### Collection entries
────────
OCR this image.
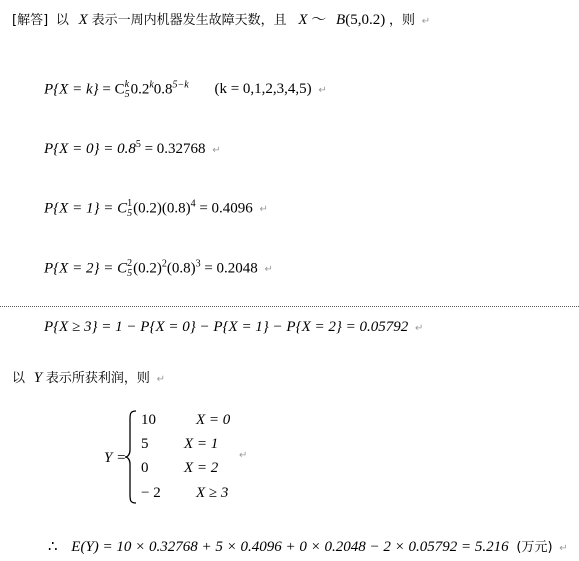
[解答] 以 X 表示一周内机器发生故障天数，且 X ～ B(5,0.2) ，则 ↵
P{X = k} = C k
5 $0.2^k0.8^{5-k}$ (k = 0,1,2,3,4,5) ↵
$P\{X = 0\} = 0.8^5 = 0.32768$ ↵
P{X = 1} = C 1
5 $(0.2)(0.8)^4 = 0.4096$ ↵
P{X = 2} = C 2
5 $(0.2)^2(0.8)^3 = 0.2048$ ↵
P{X ≥ 3} = 1 − P{X = 0} − P{X = 1} − P{X = 2} = 0.05792 ↵
以 Y 表示所获利润，则 ↵
Y =
10	X = 0
5 X = 1
0 X = 2
↵
− 2 X ≥ 3
∴ E(Y) = 10 × 0.32768 + 5 × 0.4096 + 0 × 0.2048 − 2 × 0.05792 = 5.216 (万元) ↵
────────
### Your instructions
Pictures stay out of the copy; please restate every record above exactly.

### Result
OCR this image.
[解答] 以 X 表示一周内机器发生故障天数，且 X ～ B(5,0.2) ，则 ↵
P{X = k} = C k
5 $0.2^k0.8^{5-k}$ (k = 0,1,2,3,4,5) ↵
$P\{X = 0\} = 0.8^5 = 0.32768$ ↵
P{X = 1} = C 1
5 $(0.2)(0.8)^4 = 0.4096$ ↵
P{X = 2} = C 2
5 $(0.2)^2(0.8)^3 = 0.2048$ ↵
P{X ≥ 3} = 1 − P{X = 0} − P{X = 1} − P{X = 2} = 0.05792 ↵
以 Y 表示所获利润，则 ↵
Y =
10	X = 0
5 X = 1
0 X = 2
↵
− 2 X ≥ 3
∴ E(Y) = 10 × 0.32768 + 5 × 0.4096 + 0 × 0.2048 − 2 × 0.05792 = 5.216 (万元) ↵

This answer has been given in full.